AIM: Entries follow. Set all of them down as they stand.

Records from a collection of figures

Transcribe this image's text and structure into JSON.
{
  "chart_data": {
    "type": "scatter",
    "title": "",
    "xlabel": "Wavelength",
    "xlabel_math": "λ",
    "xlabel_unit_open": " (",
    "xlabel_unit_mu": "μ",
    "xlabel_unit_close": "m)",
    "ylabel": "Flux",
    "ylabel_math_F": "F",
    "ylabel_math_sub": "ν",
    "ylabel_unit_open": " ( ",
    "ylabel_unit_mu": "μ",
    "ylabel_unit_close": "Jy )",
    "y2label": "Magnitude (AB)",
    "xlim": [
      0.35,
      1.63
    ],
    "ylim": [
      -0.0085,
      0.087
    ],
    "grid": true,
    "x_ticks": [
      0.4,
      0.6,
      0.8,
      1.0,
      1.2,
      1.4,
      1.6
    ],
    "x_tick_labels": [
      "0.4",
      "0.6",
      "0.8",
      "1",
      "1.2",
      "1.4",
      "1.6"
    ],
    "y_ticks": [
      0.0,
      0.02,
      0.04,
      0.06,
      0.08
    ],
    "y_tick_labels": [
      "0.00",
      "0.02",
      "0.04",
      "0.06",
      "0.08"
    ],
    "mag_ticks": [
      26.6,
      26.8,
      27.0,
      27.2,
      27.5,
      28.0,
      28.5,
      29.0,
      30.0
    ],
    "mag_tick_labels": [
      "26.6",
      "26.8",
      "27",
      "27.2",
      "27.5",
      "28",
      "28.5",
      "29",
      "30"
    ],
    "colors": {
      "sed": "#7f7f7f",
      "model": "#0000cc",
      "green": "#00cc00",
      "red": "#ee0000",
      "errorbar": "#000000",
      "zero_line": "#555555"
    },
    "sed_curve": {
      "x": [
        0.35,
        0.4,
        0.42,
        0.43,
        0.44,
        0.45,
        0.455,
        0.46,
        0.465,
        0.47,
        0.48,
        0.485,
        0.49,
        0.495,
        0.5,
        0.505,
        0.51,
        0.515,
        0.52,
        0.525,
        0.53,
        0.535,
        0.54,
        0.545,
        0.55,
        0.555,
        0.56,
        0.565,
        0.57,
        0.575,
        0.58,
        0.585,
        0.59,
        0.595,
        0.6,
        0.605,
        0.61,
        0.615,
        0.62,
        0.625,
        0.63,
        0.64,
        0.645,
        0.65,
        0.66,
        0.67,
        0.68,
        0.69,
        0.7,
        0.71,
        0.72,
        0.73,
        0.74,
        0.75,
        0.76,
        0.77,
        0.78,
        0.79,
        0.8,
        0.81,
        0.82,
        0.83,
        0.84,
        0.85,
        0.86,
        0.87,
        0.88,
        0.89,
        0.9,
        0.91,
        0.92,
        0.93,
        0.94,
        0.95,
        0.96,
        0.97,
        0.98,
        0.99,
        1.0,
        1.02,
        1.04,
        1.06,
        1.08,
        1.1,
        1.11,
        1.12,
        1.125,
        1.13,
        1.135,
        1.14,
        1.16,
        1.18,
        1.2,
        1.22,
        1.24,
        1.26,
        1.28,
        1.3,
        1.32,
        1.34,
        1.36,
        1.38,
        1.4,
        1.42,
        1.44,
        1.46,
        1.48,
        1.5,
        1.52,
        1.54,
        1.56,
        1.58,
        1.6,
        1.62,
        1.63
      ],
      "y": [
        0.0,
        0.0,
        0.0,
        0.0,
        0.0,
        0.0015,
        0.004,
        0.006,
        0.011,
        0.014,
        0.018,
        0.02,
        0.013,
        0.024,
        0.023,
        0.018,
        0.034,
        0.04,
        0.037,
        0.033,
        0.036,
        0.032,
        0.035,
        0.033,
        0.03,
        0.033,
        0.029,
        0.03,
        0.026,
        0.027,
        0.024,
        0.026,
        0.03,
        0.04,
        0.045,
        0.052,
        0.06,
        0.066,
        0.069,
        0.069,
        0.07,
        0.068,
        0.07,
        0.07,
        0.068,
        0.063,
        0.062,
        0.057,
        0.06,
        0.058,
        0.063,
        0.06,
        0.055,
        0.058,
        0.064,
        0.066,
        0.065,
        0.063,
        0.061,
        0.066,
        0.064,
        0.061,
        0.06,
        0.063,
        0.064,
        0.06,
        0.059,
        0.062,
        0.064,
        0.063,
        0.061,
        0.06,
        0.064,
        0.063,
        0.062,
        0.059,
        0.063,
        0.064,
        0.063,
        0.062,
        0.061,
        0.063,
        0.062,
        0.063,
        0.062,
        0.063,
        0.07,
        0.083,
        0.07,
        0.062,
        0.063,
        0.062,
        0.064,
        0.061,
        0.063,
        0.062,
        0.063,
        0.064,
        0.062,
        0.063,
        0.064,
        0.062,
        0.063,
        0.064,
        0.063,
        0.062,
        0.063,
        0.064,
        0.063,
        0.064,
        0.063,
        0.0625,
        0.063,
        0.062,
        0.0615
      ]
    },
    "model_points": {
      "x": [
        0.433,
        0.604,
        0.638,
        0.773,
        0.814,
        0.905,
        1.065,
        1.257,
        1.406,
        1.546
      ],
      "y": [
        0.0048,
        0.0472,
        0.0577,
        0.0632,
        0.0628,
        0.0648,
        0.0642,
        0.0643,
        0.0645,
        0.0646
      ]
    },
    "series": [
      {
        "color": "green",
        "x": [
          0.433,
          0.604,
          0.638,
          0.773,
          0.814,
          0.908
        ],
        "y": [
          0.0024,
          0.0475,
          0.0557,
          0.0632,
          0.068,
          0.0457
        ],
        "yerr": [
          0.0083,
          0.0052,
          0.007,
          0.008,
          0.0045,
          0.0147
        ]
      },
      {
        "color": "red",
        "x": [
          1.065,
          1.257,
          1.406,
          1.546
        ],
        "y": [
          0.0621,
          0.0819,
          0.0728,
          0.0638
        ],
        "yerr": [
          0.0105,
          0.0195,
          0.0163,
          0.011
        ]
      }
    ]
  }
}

OUTPUT OF THE EXERCISE:
Transcribe this image's text and structure into JSON.
{
  "chart_data": {
    "type": "scatter",
    "title": "",
    "xlabel": "Wavelength",
    "xlabel_math": "λ",
    "xlabel_unit_open": " (",
    "xlabel_unit_mu": "μ",
    "xlabel_unit_close": "m)",
    "ylabel": "Flux",
    "ylabel_math_F": "F",
    "ylabel_math_sub": "ν",
    "ylabel_unit_open": " ( ",
    "ylabel_unit_mu": "μ",
    "ylabel_unit_close": "Jy )",
    "y2label": "Magnitude (AB)",
    "xlim": [
      0.35,
      1.63
    ],
    "ylim": [
      -0.0085,
      0.087
    ],
    "grid": true,
    "x_ticks": [
      0.4,
      0.6,
      0.8,
      1.0,
      1.2,
      1.4,
      1.6
    ],
    "x_tick_labels": [
      "0.4",
      "0.6",
      "0.8",
      "1",
      "1.2",
      "1.4",
      "1.6"
    ],
    "y_ticks": [
      0.0,
      0.02,
      0.04,
      0.06,
      0.08
    ],
    "y_tick_labels": [
      "0.00",
      "0.02",
      "0.04",
      "0.06",
      "0.08"
    ],
    "mag_ticks": [
      26.6,
      26.8,
      27.0,
      27.2,
      27.5,
      28.0,
      28.5,
      29.0,
      30.0
    ],
    "mag_tick_labels": [
      "26.6",
      "26.8",
      "27",
      "27.2",
      "27.5",
      "28",
      "28.5",
      "29",
      "30"
    ],
    "colors": {
      "sed": "#7f7f7f",
      "model": "#0000cc",
      "green": "#00cc00",
      "red": "#ee0000",
      "errorbar": "#000000",
      "zero_line": "#555555"
    },
    "sed_curve": {
      "x": [
        0.35,
        0.4,
        0.42,
        0.43,
        0.44,
        0.45,
        0.455,
        0.46,
        0.465,
        0.47,
        0.48,
        0.485,
        0.49,
        0.495,
        0.5,
        0.505,
        0.51,
        0.515,
        0.52,
        0.525,
        0.53,
        0.535,
        0.54,
        0.545,
        0.55,
        0.555,
        0.56,
        0.565,
        0.57,
        0.575,
        0.58,
        0.585,
        0.59,
        0.595,
        0.6,
        0.605,
        0.61,
        0.615,
        0.62,
        0.625,
        0.63,
        0.64,
        0.645,
        0.65,
        0.66,
        0.67,
        0.68,
        0.69,
        0.7,
        0.71,
        0.72,
        0.73,
        0.74,
        0.75,
        0.76,
        0.77,
        0.78,
        0.79,
        0.8,
        0.81,
        0.82,
        0.83,
        0.84,
        0.85,
        0.86,
        0.87,
        0.88,
        0.89,
        0.9,
        0.91,
        0.92,
        0.93,
        0.94,
        0.95,
        0.96,
        0.97,
        0.98,
        0.99,
        1.0,
        1.02,
        1.04,
        1.06,
        1.08,
        1.1,
        1.11,
        1.12,
        1.125,
        1.13,
        1.135,
        1.14,
        1.16,
        1.18,
        1.2,
        1.22,
        1.24,
        1.26,
        1.28,
        1.3,
        1.32,
        1.34,
        1.36,
        1.38,
        1.4,
        1.42,
        1.44,
        1.46,
        1.48,
        1.5,
        1.52,
        1.54,
        1.56,
        1.58,
        1.6,
        1.62,
        1.63
      ],
      "y": [
        0.0,
        0.0,
        0.0,
        0.0,
        0.0,
        0.0015,
        0.004,
        0.006,
        0.011,
        0.014,
        0.018,
        0.02,
        0.013,
        0.024,
        0.023,
        0.018,
        0.034,
        0.04,
        0.037,
        0.033,
        0.036,
        0.032,
        0.035,
        0.033,
        0.03,
        0.033,
        0.029,
        0.03,
        0.026,
        0.027,
        0.024,
        0.026,
        0.03,
        0.04,
        0.045,
        0.052,
        0.06,
        0.066,
        0.069,
        0.069,
        0.07,
        0.068,
        0.07,
        0.07,
        0.068,
        0.063,
        0.062,
        0.057,
        0.06,
        0.058,
        0.063,
        0.06,
        0.055,
        0.058,
        0.064,
        0.066,
        0.065,
        0.063,
        0.061,
        0.066,
        0.064,
        0.061,
        0.06,
        0.063,
        0.064,
        0.06,
        0.059,
        0.062,
        0.064,
        0.063,
        0.061,
        0.06,
        0.064,
        0.063,
        0.062,
        0.059,
        0.063,
        0.064,
        0.063,
        0.062,
        0.061,
        0.063,
        0.062,
        0.063,
        0.062,
        0.063,
        0.07,
        0.083,
        0.07,
        0.062,
        0.063,
        0.062,
        0.064,
        0.061,
        0.063,
        0.062,
        0.063,
        0.064,
        0.062,
        0.063,
        0.064,
        0.062,
        0.063,
        0.064,
        0.063,
        0.062,
        0.063,
        0.064,
        0.063,
        0.064,
        0.063,
        0.0625,
        0.063,
        0.062,
        0.0615
      ]
    },
    "model_points": {
      "x": [
        0.433,
        0.604,
        0.638,
        0.773,
        0.814,
        0.905,
        1.065,
        1.257,
        1.406,
        1.546
      ],
      "y": [
        0.0048,
        0.0472,
        0.0577,
        0.0632,
        0.0628,
        0.0648,
        0.0642,
        0.0643,
        0.0645,
        0.0646
      ]
    },
    "series": [
      {
        "color": "green",
        "x": [
          0.433,
          0.604,
          0.638,
          0.773,
          0.814,
          0.908
        ],
        "y": [
          0.0024,
          0.0475,
          0.0557,
          0.0632,
          0.068,
          0.0457
        ],
        "yerr": [
          0.0083,
          0.0052,
          0.007,
          0.008,
          0.0045,
          0.0147
        ]
      },
      {
        "color": "red",
        "x": [
          1.065,
          1.257,
          1.406,
          1.546
        ],
        "y": [
          0.0621,
          0.0819,
          0.0728,
          0.0638
        ],
        "yerr": [
          0.0105,
          0.0195,
          0.0163,
          0.011
        ]
      }
    ]
  }
}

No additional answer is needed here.